**提示文**.
⟨

角田:メタバースをやる理由は人それぞれですが、藤井さんはは「資源とかリソースを低コストで用意できるから」なんですね。だから人や社会にゆたかさを提供できる。なぜかというとリソースをどんどん用意できるから奪い合いがなくなるから。おもしろいですね。それが言語化されて体系化された話がもっと世に出れば、共感してくれる人も増えていくんじゃないかな。

藤井:それはまさに僕がライフワークとして提唱している「現実科学」という考え方です。現実科学とは今僕らが現実から地続きにデジタルの豊かな世界を作っていけば、新しい現実が出来上がります。でもそのときに嘘も混ざってくるし、悪意のある人がいたらそこで騙されることも大いにあり得ます。まず自分の現実を定義することが一番大事なんです。そこから現実とは何か、どうやったら現実を操作できるかを考えるのが現実科学です。それによって、社会にゆたかさを提供することができるはずです。

角田:地続きのメタバースを作ることで、「物質的なコストが下がってゆたかさは上がっていく」と考えると、メタバースって本質的には資本主義ベースのビジネスには向いてない、という考え方もできますね。

「社会的なゆたかさ」や「情緒的なゆたかさ」を増幅させるのに、コストが下がって分け合うことができれば、そういった部分を増幅させる方向に傾倒できます。メタバースで「リソース自体が低いコストでどんどん準備できる状況」が整えば、社会的な欲求を満たすことも可能です。

それはビジネスや資本主義とはまた違うんですけど、「お金があればあるほどゆたか」じゃなくて、「社会がリソースで満たされれば色んな人が満たされるからゆたか」という状態になっていくのかなと思います。

 

「みんなが使えるもの」にしない限り、意味がない

角田:現代はメタバースをはじめ、ブロックチェーンやインターネット技術が目まぐるしく進化しているので、可能性は無限にあると思います。そのなかで、藤井先生が目指すメタバースと脳科学の在り方、いわゆるゴールはどのような状態なのか、教えていただけますか。

藤井:現実科学という考え方を通じて「人と社会に資する」ことが一番大事だと思っています。自分の興味本位でテクノロジーをいじるのは楽しいし、それで結果的に何らかのいい影響を社会に与えられるなら僕は幸せです。

⟩

**元データ**.
⟨

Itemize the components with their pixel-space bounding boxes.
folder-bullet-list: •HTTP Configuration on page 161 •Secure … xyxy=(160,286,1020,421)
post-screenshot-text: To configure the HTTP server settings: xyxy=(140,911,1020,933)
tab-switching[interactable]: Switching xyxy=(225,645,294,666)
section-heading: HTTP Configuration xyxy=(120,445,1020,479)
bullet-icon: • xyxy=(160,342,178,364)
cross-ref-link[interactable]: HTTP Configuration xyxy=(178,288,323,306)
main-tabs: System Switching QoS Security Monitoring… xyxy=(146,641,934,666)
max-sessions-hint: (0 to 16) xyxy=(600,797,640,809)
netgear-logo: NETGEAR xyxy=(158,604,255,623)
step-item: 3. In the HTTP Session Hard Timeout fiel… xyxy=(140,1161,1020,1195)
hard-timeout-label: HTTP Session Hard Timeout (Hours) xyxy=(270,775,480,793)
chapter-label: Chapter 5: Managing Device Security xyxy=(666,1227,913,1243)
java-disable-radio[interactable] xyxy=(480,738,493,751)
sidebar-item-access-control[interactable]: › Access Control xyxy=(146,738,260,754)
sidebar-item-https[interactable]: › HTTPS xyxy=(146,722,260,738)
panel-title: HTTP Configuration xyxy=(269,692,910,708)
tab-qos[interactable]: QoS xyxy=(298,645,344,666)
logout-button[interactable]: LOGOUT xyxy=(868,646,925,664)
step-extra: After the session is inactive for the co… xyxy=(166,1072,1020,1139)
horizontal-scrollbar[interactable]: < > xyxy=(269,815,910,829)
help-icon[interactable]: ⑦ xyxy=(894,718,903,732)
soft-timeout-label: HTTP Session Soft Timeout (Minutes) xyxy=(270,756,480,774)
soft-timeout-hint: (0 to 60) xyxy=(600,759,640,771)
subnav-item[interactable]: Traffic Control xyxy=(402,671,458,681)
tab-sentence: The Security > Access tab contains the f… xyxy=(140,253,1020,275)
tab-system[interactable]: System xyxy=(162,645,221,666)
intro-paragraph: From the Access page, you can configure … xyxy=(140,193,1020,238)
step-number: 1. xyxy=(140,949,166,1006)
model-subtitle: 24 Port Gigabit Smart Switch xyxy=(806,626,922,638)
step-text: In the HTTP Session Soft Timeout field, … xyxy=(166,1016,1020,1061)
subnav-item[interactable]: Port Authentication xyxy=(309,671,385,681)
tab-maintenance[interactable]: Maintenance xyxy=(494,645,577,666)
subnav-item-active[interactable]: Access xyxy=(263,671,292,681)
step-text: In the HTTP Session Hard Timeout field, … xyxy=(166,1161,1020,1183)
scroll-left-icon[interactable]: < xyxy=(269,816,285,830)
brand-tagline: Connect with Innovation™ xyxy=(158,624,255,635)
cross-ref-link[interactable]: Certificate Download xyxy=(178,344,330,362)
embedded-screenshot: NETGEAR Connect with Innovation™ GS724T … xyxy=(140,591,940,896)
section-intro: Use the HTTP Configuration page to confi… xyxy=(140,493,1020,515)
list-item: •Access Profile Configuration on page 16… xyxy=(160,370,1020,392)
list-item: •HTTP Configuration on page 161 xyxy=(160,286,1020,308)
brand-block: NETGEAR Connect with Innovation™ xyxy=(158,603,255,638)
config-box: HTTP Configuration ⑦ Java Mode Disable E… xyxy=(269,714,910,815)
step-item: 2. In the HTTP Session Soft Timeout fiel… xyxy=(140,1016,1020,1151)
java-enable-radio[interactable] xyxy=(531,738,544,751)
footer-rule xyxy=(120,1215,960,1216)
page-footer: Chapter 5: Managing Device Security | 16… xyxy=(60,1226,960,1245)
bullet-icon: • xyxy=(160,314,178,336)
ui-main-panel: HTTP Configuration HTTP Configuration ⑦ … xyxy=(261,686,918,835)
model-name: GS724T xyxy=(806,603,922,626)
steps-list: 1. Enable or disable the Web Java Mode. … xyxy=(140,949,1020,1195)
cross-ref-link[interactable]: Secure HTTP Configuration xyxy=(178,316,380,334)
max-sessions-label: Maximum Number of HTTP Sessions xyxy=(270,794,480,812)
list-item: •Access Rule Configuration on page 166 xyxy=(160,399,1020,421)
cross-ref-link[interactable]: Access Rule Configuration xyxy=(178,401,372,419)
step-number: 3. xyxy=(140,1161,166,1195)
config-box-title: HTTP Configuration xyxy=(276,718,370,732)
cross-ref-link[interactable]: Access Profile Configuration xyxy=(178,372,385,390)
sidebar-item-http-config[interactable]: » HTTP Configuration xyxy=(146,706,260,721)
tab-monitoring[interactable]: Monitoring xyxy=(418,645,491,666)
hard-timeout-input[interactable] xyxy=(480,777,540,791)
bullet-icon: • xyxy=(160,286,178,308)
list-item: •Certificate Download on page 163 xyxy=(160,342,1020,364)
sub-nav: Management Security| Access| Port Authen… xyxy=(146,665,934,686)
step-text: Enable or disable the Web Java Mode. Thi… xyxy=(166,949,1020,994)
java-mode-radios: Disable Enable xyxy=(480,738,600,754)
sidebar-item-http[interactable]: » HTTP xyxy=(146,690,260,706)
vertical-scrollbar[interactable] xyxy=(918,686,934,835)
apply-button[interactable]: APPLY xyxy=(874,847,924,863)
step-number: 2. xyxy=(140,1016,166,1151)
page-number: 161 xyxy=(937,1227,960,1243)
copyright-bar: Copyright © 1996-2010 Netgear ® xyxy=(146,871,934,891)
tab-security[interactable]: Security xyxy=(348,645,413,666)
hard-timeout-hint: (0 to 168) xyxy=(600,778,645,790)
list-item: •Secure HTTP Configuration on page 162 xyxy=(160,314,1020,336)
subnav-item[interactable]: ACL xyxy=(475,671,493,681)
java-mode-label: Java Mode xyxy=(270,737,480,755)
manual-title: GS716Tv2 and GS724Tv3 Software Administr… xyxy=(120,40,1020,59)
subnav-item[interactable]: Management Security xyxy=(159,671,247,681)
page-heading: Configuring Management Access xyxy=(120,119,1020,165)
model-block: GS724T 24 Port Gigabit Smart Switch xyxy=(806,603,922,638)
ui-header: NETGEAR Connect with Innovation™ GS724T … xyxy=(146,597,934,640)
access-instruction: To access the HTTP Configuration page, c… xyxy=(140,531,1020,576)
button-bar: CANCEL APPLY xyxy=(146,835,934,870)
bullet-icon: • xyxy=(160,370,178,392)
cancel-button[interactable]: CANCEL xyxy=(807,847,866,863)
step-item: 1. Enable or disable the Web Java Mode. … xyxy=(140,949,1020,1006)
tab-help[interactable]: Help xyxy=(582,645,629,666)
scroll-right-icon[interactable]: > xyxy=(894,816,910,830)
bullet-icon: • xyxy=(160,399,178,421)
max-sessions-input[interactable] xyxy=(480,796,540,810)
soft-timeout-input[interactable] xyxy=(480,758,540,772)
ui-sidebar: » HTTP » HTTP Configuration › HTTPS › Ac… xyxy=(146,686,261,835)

⟩

**課題一覧**.
a) メタバースの対談から、「藤井:それはまさに僕がライフ」で始まり「欲求を満たすことも可能です。」までを含む部分を一字一句そのまま書き写してください。
b) メタバースの対談を、最後に示された文のあとから書き継ぐこと。

**各課題の解答**.
a)
藤井:それはまさに僕がライフワークとして提唱している「現実科学」という考え方です。現実科学とは今僕らが現実から地続きにデジタルの豊かな世界を作っていけば、新しい現実が出来上がります。でもそのときに嘘も混ざってくるし、悪意のある人がいたらそこで騙されることも大いにあり得ます。まず自分の現実を定義することが一番大事なんです。そこから現実とは何か、どうやったら現実を操作できるかを考えるのが現実科学です。それによって、社会にゆたかさを提供することができるはずです。

角田:地続きのメタバースを作ることで、「物質的なコストが下がってゆたかさは上がっていく」と考えると、メタバースって本質的には資本主義ベースのビジネスには向いてない、という考え方もできますね。

「社会的なゆたかさ」や「情緒的なゆたかさ」を増幅させるのに、コストが下がって分け合うことができれば、そういった部分を増幅させる方向に傾倒できます。メタバースで「リソース自体が低いコストでどんどん準備できる状況」が整えば、社会的な欲求を満たすことも可能です。

b)
そういう意味でいうと、「ゆたかさ」をどうやって作るか。それは脳科学も同じです。

たとえば核兵器やミサイルで解決する世界は嫌ですよね。それとは違うロジックで成立するような世界ができたらいいなと思います。そして、それがすべての人に行き渡る方法を考えないと、現状と同じで一部の人だけが幸せになったり楽しくなるだけ。

だからハコスコを始めたとき、「いくらまで値段を下げたら、VRをみんなが楽しめるんだろう」と考えて、原価数百円のダンボール製ビューアーを作りました。

すべての人に使ってもらうテクノロジーにしたくてハコスコを始めたし、メタストアもフリープランは1万円で出してます。みんなに「安すぎる」と怒られるけど、「みんなが使えるもの」にしない限り意味がないので。

もちろんそれをみんなが「使いたい」と思ってくれることが一番大事です。でもその障壁はとことん下げて、あとはみんなが日々使ってくれるものにしたいと思ってます。

料金プラン

 

答えを知らない以上、実験を続けるしかない

角田:今やってるハコスコもメタストアも「安価でメタバースやVRを体験させたい」という思いがありますよね。たとえば「みんなが使えるような状態にする」ために、今後やっていきたいこと、もしくはやろうとしていることはありますか?

藤井:ここ数年、とくにコロナ以降、「現実でできてて、オンラインでできないことってなんだろう」ということをずっと考えていて。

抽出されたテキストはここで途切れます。